_Brief_
Quote the part of the rows that opens with the first line and closes with the line containing "data-point <box>337 251 346 260</box>", both included, reproducing each line character for character.

_Entries provided_

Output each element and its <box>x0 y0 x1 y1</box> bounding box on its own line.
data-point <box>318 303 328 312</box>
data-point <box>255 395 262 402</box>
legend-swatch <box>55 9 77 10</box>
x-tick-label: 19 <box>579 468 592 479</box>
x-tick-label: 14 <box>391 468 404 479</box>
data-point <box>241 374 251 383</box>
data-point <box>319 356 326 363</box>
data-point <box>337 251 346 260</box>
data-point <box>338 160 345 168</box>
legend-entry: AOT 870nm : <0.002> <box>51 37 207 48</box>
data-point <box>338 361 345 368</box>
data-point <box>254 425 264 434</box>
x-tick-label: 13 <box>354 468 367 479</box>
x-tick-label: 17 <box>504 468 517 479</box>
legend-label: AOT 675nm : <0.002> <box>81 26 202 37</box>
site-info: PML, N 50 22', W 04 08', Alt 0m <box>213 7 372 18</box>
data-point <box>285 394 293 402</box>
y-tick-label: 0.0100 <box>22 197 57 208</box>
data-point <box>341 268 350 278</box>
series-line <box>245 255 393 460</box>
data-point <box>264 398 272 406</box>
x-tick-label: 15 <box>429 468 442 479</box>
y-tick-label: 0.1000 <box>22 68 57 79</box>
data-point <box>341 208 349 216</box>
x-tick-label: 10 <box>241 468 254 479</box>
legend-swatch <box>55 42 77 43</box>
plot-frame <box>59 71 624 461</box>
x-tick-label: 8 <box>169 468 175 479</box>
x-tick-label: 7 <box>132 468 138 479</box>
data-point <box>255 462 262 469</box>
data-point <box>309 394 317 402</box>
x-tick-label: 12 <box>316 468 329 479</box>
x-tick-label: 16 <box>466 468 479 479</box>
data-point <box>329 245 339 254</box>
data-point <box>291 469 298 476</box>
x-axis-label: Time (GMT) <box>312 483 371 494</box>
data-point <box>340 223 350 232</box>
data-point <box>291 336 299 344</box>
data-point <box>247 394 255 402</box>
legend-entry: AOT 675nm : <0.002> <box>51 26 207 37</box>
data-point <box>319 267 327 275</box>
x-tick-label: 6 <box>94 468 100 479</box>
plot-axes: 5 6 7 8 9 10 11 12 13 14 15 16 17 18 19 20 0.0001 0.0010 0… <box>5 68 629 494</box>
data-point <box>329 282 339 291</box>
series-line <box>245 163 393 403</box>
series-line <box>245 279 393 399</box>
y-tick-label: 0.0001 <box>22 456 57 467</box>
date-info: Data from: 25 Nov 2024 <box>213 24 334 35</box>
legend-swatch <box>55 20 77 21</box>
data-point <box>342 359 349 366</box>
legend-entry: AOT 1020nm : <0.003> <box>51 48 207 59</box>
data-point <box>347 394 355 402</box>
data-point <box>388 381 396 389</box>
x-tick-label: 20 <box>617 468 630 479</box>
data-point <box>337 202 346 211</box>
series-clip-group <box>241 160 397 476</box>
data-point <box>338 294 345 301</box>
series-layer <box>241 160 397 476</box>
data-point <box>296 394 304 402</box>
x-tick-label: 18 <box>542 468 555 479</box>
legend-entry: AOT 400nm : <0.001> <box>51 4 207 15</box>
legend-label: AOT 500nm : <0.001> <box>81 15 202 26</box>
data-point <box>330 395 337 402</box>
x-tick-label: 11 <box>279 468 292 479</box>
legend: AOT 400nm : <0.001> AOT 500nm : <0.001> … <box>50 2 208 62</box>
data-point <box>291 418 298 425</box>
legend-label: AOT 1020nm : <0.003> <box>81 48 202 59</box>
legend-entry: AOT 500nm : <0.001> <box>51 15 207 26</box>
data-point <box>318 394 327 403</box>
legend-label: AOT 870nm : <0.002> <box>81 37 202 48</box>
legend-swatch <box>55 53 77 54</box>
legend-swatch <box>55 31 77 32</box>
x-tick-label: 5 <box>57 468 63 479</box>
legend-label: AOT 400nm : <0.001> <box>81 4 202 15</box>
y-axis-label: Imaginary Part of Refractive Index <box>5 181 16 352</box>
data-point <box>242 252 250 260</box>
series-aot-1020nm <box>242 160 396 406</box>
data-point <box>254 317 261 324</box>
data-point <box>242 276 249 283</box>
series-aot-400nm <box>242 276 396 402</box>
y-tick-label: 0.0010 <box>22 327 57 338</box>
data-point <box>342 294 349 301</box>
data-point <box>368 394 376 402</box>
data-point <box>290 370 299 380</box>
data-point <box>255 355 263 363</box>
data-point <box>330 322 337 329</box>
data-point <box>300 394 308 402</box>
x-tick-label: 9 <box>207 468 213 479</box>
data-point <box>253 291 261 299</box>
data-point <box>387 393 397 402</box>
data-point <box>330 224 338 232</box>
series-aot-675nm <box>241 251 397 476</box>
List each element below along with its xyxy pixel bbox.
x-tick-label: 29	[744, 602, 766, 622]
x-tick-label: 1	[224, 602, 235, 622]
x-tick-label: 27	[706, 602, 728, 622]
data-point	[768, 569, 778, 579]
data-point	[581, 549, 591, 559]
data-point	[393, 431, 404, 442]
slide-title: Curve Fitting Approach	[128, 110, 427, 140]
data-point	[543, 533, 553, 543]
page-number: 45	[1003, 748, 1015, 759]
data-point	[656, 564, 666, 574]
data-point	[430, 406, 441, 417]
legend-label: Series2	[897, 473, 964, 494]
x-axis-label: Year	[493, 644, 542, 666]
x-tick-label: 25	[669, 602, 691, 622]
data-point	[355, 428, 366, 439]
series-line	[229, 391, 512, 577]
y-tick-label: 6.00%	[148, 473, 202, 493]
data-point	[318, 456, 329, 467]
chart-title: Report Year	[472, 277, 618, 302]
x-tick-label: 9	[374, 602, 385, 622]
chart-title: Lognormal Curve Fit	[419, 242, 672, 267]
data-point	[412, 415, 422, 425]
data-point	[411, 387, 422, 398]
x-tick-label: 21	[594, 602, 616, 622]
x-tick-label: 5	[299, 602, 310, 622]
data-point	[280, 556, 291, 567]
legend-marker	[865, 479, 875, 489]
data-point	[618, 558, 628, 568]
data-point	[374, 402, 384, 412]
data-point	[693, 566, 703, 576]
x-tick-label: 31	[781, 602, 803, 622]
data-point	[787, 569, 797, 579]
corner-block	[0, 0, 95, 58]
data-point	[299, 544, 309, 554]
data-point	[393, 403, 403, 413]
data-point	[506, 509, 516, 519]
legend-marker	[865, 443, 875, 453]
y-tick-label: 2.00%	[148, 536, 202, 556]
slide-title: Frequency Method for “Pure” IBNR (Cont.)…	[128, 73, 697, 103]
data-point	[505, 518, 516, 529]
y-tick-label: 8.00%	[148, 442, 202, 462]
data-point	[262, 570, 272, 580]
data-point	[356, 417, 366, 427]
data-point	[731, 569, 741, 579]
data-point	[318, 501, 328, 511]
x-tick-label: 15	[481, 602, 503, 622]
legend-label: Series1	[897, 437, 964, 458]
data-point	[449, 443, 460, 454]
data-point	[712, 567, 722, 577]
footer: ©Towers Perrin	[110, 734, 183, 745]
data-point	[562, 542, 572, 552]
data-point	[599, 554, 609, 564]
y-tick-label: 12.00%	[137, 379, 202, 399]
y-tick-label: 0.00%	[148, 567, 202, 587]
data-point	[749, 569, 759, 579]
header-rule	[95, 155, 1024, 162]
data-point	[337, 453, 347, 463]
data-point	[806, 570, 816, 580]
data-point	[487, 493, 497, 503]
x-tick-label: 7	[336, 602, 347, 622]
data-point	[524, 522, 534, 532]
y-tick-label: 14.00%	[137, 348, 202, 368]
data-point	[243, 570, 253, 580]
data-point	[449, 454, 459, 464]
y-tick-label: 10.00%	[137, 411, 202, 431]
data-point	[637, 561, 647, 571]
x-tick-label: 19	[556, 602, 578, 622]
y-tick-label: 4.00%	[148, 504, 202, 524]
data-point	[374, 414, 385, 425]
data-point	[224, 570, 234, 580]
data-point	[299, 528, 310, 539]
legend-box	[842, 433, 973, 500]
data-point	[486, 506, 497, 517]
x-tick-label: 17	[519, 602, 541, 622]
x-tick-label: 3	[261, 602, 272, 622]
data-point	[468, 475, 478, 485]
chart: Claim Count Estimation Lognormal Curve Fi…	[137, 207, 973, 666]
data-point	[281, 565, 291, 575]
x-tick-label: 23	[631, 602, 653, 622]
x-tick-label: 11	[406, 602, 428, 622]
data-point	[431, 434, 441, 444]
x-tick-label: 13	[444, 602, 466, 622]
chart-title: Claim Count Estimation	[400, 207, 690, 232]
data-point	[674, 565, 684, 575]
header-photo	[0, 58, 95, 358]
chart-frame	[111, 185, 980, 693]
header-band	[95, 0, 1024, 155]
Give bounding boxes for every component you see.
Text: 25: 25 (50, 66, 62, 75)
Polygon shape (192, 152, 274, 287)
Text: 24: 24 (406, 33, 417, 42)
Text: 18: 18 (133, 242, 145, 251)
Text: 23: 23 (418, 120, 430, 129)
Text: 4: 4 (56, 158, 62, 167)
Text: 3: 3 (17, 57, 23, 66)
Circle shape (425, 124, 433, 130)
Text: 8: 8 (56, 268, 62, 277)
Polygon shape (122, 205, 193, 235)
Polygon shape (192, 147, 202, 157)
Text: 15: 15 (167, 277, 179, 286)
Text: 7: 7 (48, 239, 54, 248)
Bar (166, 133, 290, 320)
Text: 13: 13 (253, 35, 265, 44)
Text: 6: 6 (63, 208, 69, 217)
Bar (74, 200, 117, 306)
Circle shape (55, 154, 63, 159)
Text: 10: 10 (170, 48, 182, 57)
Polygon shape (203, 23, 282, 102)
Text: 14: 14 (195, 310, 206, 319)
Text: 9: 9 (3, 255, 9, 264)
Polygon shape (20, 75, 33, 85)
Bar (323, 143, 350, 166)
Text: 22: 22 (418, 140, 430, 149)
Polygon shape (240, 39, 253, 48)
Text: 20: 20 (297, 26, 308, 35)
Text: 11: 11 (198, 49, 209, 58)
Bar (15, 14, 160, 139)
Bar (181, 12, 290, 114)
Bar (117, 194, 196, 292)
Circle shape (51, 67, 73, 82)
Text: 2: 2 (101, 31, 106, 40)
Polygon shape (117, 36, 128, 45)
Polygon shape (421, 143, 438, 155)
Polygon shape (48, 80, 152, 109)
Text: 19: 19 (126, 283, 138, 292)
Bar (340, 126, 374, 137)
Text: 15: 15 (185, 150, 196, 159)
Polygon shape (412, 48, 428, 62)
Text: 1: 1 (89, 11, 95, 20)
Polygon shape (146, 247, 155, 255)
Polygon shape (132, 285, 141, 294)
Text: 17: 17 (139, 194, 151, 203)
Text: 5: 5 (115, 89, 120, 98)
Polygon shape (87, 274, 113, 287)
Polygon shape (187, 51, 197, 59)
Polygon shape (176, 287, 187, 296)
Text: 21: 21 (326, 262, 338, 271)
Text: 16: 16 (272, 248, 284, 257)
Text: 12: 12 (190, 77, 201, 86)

_Result of this task_
Output each element and its <box>x0 y0 x1 y1</box> bounding box on its own line.
data-point <box>318 303 328 312</box>
data-point <box>255 395 262 402</box>
legend-swatch <box>55 9 77 10</box>
x-tick-label: 19 <box>579 468 592 479</box>
x-tick-label: 14 <box>391 468 404 479</box>
data-point <box>241 374 251 383</box>
data-point <box>319 356 326 363</box>
data-point <box>337 251 346 260</box>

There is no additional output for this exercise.